*Figure contents as structured data:*

———

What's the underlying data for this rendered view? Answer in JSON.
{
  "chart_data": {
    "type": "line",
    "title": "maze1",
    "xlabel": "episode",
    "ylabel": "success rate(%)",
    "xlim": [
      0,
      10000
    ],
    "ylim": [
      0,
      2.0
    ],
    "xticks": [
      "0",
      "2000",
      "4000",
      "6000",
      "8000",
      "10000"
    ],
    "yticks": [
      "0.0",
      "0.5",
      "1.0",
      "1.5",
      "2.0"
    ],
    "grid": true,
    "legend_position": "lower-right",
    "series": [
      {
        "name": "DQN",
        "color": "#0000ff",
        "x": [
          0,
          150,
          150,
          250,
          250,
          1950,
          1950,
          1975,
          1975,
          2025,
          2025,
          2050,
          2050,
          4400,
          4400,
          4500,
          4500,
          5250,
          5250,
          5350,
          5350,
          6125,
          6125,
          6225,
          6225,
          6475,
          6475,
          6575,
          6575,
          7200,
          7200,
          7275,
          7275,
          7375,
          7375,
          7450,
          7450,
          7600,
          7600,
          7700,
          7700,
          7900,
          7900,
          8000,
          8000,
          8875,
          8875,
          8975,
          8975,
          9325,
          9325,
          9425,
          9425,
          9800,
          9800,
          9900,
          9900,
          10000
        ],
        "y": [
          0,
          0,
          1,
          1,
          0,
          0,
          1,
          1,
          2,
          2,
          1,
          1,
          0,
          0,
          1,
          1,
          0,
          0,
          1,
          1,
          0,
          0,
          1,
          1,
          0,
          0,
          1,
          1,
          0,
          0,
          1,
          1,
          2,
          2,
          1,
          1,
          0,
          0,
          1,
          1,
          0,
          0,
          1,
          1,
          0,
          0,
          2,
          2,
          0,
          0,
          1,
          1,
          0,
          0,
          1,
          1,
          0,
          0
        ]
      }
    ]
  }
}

———

*WHAT THE TASK REQUIRES:*
Every record above needs to be repeated word for word.

*CORRECT RESPONSE:*
What's the underlying data for this rendered view? Answer in JSON.
{
  "chart_data": {
    "type": "line",
    "title": "maze1",
    "xlabel": "episode",
    "ylabel": "success rate(%)",
    "xlim": [
      0,
      10000
    ],
    "ylim": [
      0,
      2.0
    ],
    "xticks": [
      "0",
      "2000",
      "4000",
      "6000",
      "8000",
      "10000"
    ],
    "yticks": [
      "0.0",
      "0.5",
      "1.0",
      "1.5",
      "2.0"
    ],
    "grid": true,
    "legend_position": "lower-right",
    "series": [
      {
        "name": "DQN",
        "color": "#0000ff",
        "x": [
          0,
          150,
          150,
          250,
          250,
          1950,
          1950,
          1975,
          1975,
          2025,
          2025,
          2050,
          2050,
          4400,
          4400,
          4500,
          4500,
          5250,
          5250,
          5350,
          5350,
          6125,
          6125,
          6225,
          6225,
          6475,
          6475,
          6575,
          6575,
          7200,
          7200,
          7275,
          7275,
          7375,
          7375,
          7450,
          7450,
          7600,
          7600,
          7700,
          7700,
          7900,
          7900,
          8000,
          8000,
          8875,
          8875,
          8975,
          8975,
          9325,
          9325,
          9425,
          9425,
          9800,
          9800,
          9900,
          9900,
          10000
        ],
        "y": [
          0,
          0,
          1,
          1,
          0,
          0,
          1,
          1,
          2,
          2,
          1,
          1,
          0,
          0,
          1,
          1,
          0,
          0,
          1,
          1,
          0,
          0,
          1,
          1,
          0,
          0,
          1,
          1,
          0,
          0,
          1,
          1,
          2,
          2,
          1,
          1,
          0,
          0,
          1,
          1,
          0,
          0,
          1,
          1,
          0,
          0,
          2,
          2,
          0,
          0,
          1,
          1,
          0,
          0,
          1,
          1,
          0,
          0
        ]
      }
    ]
  }
}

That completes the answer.